The exercise:
Say how many lines of the listing below contain "внутренних", giving the number and nothing else.

#### Rows

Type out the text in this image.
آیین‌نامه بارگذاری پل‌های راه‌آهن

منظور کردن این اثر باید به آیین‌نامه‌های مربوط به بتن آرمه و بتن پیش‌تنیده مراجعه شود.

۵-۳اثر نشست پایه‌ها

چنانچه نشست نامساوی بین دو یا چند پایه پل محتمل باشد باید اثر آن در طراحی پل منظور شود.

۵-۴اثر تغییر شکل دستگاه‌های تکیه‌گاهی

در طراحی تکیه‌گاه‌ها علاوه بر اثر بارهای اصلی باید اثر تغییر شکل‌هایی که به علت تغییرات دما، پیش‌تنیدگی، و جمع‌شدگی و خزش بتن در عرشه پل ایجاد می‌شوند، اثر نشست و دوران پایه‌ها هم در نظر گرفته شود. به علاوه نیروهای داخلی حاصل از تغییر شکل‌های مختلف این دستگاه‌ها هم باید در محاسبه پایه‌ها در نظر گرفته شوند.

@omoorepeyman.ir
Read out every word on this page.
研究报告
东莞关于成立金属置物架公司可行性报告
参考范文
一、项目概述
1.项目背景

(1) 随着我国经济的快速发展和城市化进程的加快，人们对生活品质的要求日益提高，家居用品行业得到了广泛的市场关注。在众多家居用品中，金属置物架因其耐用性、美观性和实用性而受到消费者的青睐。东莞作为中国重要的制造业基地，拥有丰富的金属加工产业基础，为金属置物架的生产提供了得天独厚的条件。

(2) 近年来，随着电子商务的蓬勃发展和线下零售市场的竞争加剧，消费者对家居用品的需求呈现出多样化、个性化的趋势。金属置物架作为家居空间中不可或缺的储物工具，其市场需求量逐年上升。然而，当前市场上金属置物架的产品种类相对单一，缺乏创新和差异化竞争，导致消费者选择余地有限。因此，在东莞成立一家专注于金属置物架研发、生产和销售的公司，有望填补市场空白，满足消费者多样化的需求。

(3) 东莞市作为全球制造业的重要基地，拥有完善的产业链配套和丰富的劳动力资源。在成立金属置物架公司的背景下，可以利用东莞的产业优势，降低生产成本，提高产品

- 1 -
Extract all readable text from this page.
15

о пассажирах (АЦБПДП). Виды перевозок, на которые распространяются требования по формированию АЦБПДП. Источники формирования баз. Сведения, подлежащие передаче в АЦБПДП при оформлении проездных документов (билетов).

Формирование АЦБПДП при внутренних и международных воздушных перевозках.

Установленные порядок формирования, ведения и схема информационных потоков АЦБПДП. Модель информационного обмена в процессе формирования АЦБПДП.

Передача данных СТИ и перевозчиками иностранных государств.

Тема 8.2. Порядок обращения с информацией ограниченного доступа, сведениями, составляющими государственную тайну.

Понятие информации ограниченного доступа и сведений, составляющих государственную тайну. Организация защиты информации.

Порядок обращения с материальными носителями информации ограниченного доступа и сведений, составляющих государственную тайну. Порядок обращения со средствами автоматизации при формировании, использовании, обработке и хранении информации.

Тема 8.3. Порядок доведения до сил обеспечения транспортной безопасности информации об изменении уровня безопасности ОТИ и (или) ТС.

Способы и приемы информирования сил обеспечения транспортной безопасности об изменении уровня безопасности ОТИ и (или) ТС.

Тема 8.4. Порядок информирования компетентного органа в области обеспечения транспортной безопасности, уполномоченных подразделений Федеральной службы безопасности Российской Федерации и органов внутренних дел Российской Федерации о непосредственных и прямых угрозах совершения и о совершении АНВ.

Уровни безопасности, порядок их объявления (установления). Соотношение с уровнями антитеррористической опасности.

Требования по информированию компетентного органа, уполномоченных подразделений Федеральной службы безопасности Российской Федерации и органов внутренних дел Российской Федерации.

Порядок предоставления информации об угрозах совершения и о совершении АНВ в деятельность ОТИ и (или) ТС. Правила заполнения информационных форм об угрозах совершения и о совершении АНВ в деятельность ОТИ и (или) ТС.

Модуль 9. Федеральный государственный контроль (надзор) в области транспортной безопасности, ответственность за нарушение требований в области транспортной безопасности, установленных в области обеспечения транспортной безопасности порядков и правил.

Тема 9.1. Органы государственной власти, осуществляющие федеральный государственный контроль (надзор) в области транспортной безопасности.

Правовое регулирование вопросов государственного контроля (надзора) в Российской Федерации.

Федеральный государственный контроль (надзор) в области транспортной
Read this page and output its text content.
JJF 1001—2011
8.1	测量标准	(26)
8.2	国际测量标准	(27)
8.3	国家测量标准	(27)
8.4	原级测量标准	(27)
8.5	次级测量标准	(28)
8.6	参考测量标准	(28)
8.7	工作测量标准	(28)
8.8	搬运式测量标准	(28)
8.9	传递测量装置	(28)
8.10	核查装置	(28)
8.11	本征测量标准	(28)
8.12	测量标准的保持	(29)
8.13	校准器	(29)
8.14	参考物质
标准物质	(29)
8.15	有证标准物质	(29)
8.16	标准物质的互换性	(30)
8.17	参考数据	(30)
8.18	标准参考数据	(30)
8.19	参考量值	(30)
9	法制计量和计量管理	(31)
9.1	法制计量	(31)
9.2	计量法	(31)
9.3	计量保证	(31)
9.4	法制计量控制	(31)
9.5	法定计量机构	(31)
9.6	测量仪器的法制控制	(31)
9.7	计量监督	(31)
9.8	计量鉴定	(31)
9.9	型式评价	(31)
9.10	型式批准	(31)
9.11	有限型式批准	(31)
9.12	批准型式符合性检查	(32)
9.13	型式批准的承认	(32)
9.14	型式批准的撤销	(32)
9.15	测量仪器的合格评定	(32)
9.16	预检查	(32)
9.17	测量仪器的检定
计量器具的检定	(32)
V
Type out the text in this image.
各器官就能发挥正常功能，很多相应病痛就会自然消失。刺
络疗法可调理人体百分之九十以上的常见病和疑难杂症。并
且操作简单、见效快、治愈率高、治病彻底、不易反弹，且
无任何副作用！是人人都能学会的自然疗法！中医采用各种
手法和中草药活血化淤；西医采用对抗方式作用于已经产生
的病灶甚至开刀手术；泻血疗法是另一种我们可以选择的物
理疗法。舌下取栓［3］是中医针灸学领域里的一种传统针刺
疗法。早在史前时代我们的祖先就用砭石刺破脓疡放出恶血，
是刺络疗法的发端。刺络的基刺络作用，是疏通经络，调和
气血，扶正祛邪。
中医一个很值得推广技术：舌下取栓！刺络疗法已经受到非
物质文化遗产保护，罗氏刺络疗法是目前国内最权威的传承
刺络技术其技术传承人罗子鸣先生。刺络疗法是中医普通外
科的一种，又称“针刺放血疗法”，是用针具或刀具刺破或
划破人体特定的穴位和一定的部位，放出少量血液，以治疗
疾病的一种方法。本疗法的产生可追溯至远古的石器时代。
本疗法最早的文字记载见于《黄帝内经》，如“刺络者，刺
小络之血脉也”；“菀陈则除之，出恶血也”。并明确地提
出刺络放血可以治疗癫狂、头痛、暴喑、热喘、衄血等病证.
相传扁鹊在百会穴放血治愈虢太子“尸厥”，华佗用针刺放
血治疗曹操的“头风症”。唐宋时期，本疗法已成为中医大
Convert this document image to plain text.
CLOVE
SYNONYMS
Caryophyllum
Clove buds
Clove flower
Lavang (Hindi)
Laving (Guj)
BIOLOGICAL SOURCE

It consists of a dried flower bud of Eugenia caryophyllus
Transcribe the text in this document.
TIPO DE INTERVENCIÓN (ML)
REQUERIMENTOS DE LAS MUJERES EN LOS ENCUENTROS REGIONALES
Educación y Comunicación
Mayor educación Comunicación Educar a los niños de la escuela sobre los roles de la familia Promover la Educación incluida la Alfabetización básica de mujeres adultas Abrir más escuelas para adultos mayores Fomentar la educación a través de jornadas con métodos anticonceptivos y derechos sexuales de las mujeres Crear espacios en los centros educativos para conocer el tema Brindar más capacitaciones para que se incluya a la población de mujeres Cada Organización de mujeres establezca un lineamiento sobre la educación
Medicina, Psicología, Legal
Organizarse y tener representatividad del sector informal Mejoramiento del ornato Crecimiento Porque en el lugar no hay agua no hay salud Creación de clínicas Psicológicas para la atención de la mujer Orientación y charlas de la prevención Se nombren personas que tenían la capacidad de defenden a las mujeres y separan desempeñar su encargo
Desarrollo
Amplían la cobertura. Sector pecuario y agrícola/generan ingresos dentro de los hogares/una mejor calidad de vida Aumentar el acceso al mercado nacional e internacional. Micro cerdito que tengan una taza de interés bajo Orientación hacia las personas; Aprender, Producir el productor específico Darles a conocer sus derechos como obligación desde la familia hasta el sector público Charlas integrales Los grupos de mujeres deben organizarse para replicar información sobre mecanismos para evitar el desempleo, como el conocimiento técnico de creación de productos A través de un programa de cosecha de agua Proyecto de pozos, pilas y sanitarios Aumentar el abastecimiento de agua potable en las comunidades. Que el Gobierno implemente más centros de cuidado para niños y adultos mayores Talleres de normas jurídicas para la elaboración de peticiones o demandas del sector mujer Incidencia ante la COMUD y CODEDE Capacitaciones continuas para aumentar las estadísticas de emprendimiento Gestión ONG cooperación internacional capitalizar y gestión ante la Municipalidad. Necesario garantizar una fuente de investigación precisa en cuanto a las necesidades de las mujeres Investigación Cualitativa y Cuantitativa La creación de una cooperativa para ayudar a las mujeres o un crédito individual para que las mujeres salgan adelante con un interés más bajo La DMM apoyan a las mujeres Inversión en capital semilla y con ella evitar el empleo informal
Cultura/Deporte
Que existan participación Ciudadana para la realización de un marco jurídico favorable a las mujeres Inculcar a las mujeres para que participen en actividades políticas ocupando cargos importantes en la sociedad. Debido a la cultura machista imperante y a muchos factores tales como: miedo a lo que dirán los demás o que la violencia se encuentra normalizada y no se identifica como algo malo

########

Response below:
3